═══ Given data ═══

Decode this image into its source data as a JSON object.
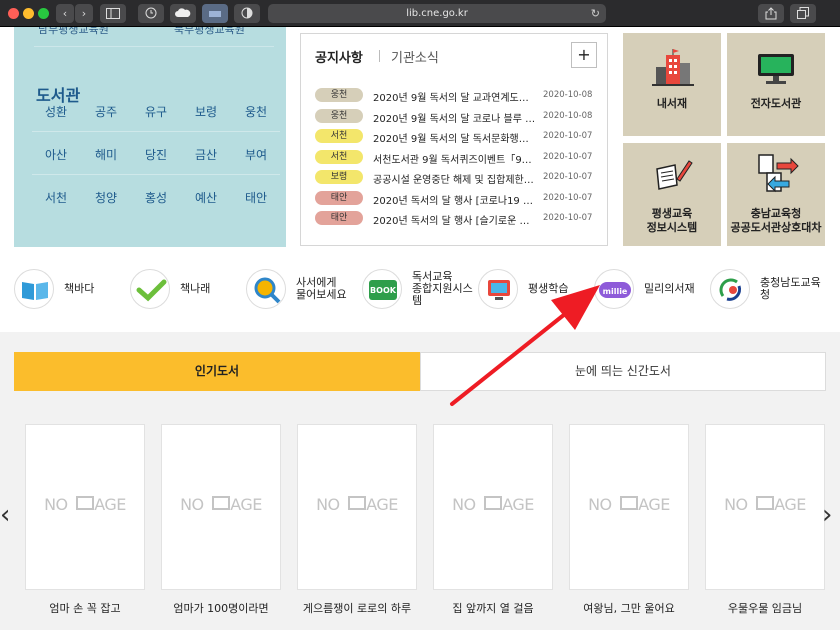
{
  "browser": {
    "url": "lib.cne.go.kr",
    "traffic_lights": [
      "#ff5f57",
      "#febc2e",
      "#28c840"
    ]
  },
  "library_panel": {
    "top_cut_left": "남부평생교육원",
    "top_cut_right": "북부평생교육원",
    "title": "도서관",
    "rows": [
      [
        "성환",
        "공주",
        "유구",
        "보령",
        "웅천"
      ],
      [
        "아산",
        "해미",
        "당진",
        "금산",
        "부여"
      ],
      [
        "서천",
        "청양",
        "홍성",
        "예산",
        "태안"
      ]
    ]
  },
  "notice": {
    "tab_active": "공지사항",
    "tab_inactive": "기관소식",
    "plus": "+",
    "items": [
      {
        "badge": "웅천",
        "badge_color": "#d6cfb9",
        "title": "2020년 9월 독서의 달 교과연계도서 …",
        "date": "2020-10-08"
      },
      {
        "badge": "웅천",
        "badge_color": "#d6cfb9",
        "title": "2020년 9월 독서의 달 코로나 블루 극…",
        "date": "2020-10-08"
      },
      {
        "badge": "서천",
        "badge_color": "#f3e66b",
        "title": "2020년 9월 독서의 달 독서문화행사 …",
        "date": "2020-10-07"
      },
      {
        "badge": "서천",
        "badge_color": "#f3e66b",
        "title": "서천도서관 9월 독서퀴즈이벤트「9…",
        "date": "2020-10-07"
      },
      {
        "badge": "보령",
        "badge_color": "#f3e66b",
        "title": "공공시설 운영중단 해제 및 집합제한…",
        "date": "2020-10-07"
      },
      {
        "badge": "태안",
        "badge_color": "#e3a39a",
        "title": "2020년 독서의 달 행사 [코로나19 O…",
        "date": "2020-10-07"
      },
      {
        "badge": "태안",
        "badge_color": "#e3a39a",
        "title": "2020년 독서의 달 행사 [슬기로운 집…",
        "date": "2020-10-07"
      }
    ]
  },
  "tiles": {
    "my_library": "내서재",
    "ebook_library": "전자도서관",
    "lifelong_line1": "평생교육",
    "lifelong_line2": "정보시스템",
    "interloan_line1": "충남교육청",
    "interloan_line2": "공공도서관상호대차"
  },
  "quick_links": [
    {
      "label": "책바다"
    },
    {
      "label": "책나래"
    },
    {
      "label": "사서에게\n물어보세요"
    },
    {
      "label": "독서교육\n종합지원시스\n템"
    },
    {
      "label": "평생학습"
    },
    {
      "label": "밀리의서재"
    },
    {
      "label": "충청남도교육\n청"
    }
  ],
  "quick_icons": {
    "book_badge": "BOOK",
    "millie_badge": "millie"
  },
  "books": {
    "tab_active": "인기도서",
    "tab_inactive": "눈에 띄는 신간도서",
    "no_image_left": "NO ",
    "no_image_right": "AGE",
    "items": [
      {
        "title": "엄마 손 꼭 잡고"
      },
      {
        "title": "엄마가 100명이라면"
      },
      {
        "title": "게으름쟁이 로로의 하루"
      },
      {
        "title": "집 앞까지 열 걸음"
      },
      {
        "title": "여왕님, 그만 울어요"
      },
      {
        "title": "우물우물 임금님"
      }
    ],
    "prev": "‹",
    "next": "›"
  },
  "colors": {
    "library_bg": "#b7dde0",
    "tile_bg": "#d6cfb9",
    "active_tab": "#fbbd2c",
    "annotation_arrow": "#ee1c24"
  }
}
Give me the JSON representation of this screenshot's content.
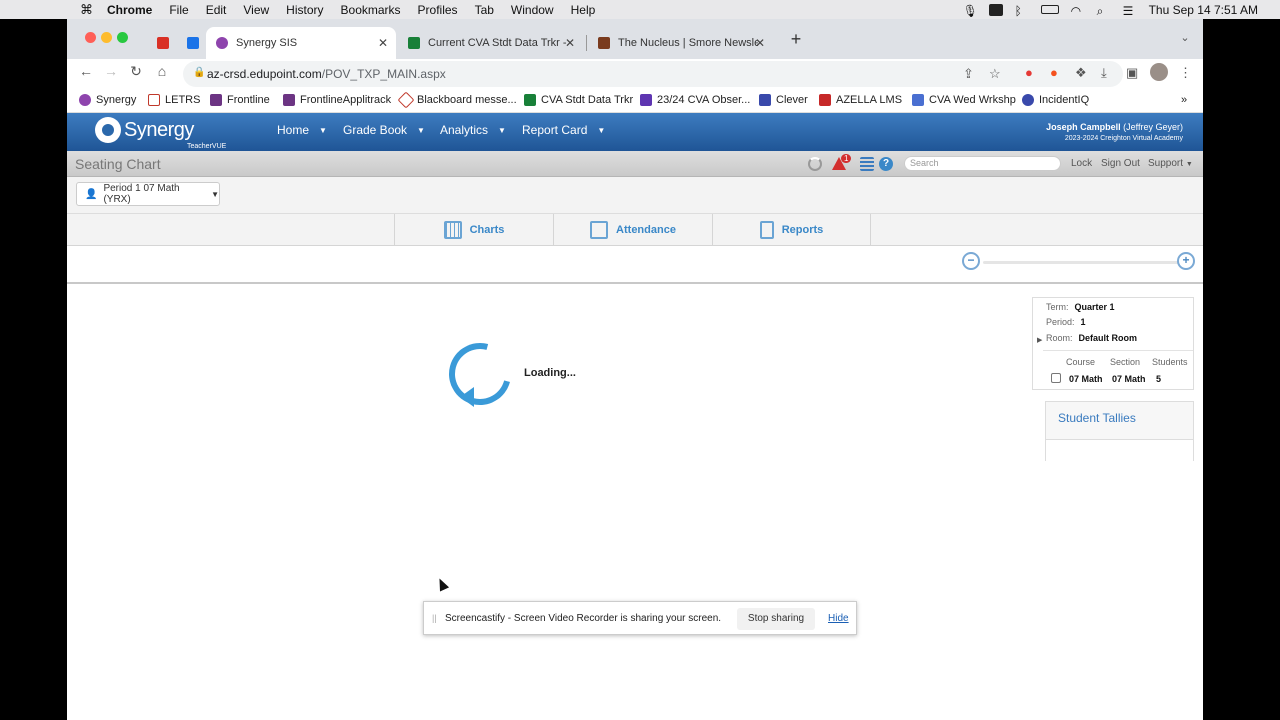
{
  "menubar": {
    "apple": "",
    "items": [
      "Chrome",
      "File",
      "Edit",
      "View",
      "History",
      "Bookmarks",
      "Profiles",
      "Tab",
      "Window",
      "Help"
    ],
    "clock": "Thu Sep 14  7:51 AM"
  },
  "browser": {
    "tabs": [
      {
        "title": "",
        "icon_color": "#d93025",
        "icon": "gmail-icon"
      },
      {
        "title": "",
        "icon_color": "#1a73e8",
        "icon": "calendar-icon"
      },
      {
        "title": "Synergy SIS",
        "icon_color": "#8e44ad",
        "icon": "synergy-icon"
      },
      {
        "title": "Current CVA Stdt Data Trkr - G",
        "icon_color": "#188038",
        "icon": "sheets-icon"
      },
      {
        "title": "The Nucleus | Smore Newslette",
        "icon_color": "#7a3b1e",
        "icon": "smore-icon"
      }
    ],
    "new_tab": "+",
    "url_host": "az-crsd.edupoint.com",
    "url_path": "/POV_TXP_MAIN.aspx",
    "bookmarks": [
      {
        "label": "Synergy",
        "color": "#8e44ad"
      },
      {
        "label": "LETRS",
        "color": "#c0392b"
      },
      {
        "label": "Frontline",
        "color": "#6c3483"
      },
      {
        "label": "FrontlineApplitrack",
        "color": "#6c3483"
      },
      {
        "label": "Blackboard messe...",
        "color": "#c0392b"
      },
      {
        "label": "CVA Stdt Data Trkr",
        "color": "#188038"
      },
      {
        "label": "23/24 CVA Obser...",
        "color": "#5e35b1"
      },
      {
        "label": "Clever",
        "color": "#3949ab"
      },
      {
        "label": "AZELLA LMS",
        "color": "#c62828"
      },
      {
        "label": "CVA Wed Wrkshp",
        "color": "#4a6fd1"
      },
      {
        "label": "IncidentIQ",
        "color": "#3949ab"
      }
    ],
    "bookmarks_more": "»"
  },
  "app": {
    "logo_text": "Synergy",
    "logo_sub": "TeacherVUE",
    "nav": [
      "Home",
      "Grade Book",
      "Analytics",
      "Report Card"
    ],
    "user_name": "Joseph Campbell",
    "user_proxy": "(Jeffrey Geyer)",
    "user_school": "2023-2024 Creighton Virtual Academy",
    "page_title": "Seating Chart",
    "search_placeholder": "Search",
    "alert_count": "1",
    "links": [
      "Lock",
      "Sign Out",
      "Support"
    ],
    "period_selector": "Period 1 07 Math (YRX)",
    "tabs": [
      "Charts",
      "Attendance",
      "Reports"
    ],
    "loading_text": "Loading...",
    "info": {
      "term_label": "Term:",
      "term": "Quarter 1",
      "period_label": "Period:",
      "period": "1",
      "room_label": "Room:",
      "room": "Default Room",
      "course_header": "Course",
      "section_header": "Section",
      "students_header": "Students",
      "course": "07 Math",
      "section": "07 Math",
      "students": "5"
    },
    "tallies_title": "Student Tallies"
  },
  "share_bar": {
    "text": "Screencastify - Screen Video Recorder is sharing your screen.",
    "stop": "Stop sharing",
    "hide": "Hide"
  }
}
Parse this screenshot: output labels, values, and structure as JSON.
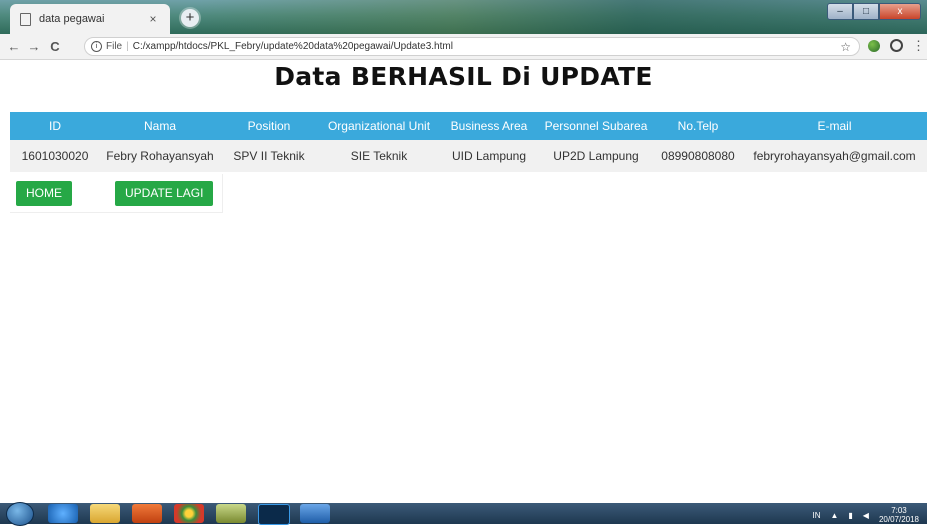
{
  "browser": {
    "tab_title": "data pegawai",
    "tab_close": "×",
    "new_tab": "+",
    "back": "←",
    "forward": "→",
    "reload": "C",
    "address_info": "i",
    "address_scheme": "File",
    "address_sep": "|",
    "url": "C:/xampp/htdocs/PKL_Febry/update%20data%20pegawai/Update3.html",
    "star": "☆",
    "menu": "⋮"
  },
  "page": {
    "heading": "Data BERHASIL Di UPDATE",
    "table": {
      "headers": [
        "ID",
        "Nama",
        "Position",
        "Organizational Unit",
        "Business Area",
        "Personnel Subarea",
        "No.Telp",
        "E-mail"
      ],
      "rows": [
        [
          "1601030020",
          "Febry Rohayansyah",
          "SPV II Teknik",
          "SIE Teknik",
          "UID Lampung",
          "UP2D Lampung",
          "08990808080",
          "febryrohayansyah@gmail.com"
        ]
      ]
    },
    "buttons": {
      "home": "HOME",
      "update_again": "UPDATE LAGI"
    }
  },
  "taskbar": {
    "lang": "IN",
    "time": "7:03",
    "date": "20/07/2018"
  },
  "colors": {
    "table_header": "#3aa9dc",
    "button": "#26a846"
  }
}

═══
═══ Given data ═══

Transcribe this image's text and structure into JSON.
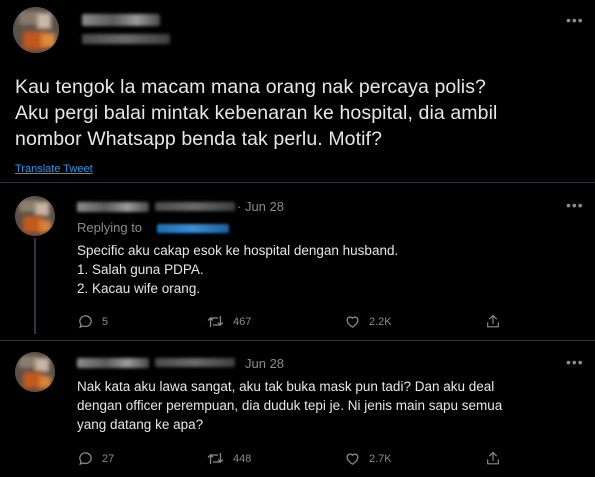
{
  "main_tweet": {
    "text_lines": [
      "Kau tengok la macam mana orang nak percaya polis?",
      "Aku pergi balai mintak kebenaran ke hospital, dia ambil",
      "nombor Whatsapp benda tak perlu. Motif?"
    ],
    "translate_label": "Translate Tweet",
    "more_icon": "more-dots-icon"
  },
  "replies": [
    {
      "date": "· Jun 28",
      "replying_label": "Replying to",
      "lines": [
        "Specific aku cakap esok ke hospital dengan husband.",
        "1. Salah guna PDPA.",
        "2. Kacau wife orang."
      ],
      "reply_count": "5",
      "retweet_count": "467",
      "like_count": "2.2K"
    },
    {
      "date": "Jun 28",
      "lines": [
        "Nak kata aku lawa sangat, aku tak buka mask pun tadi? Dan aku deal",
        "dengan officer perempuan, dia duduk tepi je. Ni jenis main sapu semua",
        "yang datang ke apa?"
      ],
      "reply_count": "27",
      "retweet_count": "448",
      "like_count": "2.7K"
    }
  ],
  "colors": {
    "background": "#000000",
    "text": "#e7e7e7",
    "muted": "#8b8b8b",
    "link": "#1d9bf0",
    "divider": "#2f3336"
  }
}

═══

Exercise:
Gather each line holding the string "structure".

Task answer:
Parse this screenshot: output labels, values, and structure as JSON.
Transcribe this image's text and structure into JSON.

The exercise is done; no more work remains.